[Written exercise]
From the entries below, report how many lines contain the string "conditions". Give only that number.

[Excerpted data]

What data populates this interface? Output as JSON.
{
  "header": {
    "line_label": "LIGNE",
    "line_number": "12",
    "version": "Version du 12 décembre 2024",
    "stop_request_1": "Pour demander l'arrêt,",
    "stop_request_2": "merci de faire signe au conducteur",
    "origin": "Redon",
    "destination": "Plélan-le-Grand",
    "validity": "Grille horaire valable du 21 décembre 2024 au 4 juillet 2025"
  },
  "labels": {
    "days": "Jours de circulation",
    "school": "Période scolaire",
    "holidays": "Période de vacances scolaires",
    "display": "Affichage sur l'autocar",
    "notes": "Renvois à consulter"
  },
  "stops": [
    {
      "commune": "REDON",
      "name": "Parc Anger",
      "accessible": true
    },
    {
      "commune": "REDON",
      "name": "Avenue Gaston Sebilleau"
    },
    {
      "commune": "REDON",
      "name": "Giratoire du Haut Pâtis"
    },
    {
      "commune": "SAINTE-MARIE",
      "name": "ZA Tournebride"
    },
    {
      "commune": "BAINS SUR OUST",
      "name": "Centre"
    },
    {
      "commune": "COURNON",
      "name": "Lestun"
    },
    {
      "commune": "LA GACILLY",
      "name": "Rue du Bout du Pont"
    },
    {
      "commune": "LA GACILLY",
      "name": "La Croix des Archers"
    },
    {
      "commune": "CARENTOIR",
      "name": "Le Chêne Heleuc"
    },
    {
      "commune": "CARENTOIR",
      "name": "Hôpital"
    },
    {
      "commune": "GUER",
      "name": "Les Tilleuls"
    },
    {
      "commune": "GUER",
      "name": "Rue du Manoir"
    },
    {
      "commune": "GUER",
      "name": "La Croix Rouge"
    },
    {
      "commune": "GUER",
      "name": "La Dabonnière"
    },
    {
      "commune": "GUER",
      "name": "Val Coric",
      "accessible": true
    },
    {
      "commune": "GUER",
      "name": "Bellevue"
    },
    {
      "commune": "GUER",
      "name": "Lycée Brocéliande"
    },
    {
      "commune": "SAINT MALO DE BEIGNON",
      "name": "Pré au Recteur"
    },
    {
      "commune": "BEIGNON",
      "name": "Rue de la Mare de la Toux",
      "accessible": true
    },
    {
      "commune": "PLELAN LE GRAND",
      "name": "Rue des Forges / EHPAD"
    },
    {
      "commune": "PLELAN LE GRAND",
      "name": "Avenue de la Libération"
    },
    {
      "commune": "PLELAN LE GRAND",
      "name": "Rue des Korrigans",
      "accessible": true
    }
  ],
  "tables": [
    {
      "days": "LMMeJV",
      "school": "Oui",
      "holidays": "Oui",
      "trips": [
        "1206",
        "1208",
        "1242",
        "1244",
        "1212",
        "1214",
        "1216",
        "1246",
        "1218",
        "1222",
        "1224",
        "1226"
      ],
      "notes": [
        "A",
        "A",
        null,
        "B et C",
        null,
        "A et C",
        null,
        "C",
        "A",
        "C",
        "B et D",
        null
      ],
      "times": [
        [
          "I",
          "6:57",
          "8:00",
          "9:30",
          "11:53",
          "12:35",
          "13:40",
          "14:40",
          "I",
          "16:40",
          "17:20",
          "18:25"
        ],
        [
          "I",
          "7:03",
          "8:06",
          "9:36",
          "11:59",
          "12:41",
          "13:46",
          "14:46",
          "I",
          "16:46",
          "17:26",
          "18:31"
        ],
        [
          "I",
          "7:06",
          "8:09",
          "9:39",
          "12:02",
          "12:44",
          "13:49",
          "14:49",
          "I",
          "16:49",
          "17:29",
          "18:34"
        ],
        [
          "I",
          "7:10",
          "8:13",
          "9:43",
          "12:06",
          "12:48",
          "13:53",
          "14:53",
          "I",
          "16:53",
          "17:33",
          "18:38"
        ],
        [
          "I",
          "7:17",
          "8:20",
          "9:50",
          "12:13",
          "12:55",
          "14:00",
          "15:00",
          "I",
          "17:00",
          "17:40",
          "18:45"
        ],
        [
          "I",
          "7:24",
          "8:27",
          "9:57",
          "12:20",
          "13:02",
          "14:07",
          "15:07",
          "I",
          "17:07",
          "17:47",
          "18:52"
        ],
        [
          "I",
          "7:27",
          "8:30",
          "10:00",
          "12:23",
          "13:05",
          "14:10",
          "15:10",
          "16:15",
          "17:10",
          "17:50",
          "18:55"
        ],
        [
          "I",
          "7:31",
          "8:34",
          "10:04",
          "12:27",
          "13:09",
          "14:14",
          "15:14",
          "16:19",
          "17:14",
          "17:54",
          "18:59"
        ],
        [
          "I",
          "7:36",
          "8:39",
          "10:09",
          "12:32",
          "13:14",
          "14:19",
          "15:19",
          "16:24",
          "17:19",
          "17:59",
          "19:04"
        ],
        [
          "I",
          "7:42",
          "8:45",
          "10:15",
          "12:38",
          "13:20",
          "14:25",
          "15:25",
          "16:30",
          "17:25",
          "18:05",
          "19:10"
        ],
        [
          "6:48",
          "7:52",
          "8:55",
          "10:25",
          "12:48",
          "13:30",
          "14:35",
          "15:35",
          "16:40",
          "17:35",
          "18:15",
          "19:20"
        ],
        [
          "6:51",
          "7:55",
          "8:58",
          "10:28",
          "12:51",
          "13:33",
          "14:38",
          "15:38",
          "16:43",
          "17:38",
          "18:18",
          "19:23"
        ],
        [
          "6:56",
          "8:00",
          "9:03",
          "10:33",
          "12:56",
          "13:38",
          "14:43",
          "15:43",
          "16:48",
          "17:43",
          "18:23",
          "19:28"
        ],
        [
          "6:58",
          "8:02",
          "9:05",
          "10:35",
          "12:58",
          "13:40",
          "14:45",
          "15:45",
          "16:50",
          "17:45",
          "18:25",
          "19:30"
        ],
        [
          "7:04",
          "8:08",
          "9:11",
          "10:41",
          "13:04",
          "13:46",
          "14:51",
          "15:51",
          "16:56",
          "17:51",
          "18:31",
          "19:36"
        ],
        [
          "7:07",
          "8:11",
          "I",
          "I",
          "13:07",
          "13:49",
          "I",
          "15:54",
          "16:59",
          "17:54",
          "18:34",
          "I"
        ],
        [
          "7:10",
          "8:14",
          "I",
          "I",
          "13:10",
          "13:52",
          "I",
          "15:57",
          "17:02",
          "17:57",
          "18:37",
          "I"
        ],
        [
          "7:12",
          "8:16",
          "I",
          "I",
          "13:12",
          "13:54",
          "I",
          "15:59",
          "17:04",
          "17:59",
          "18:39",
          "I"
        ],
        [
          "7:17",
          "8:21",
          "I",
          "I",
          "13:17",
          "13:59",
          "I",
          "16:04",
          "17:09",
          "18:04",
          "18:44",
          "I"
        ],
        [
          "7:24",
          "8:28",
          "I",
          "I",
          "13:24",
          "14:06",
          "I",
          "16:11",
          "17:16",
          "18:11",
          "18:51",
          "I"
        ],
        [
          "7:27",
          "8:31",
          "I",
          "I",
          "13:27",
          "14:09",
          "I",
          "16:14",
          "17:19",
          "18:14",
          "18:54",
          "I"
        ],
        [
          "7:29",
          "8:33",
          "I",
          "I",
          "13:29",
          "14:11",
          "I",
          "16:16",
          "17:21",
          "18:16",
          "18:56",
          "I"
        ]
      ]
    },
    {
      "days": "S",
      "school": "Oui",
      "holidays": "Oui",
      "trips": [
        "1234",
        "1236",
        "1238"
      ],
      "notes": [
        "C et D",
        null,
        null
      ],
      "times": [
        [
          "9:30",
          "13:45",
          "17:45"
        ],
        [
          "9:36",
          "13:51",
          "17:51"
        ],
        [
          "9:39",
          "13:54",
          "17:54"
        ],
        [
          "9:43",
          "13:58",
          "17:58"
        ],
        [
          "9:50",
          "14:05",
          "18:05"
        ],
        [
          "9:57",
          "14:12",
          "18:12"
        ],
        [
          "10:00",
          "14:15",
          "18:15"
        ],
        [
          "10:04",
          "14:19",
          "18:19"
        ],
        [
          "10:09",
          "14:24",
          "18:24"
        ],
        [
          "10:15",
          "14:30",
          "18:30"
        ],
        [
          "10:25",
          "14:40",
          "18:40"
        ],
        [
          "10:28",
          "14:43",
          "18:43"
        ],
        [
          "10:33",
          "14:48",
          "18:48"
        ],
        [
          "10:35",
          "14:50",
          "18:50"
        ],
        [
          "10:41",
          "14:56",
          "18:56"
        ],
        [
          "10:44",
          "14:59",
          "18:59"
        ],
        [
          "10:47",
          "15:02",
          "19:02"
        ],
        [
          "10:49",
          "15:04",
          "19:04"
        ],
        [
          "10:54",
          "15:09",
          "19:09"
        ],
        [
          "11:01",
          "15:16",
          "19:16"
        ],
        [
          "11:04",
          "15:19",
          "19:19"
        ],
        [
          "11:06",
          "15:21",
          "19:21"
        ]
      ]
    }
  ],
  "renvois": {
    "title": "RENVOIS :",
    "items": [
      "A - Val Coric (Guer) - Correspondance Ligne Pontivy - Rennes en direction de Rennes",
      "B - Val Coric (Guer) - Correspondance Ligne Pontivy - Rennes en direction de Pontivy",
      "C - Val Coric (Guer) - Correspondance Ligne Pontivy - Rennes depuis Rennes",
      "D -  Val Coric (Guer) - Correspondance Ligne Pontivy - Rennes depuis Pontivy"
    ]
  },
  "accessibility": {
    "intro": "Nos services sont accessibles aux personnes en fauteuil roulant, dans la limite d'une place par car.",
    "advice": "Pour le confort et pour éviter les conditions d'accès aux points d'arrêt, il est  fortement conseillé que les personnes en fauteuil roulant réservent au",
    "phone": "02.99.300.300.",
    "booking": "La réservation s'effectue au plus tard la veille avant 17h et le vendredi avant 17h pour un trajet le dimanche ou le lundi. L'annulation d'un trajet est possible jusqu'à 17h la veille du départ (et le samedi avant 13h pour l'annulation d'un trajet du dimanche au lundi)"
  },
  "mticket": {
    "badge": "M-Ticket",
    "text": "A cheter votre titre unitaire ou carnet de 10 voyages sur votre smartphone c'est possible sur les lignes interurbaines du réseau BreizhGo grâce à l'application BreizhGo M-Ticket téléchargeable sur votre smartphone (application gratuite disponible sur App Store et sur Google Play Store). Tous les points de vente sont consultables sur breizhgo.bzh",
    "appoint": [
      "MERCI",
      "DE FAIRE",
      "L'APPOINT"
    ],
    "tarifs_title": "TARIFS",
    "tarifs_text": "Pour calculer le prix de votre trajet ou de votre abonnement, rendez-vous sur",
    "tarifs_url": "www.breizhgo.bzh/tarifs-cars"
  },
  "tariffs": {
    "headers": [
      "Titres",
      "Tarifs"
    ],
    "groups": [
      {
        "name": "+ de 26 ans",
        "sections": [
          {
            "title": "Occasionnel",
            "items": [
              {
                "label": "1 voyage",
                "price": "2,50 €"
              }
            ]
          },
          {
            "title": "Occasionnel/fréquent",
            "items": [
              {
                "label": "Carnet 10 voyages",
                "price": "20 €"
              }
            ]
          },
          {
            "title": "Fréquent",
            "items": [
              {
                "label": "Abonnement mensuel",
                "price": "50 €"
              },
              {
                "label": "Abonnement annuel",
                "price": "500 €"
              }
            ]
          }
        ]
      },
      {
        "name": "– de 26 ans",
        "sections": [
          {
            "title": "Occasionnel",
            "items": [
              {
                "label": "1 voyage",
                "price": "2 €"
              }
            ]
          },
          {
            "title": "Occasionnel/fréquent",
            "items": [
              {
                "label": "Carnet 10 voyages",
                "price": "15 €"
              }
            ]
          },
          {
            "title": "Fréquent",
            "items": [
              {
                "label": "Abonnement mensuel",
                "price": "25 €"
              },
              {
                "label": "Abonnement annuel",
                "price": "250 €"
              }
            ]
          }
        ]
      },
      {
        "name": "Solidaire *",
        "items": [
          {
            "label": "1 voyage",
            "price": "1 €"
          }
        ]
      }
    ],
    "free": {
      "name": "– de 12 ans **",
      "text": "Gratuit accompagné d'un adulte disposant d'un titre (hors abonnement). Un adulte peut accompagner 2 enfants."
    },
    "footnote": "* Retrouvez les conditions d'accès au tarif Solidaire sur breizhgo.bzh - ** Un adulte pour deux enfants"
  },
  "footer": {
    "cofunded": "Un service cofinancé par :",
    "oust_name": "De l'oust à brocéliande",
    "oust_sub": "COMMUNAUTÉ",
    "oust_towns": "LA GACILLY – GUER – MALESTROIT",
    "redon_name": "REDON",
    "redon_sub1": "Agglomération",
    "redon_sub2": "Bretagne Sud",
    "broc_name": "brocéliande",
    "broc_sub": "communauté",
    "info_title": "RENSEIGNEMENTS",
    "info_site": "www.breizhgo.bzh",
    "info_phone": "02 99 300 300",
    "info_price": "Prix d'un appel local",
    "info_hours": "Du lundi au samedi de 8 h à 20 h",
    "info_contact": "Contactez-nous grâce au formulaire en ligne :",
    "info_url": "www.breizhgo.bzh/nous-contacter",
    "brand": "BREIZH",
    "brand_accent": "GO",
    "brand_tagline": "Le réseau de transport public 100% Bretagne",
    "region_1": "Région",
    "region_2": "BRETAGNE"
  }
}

[The answer]
2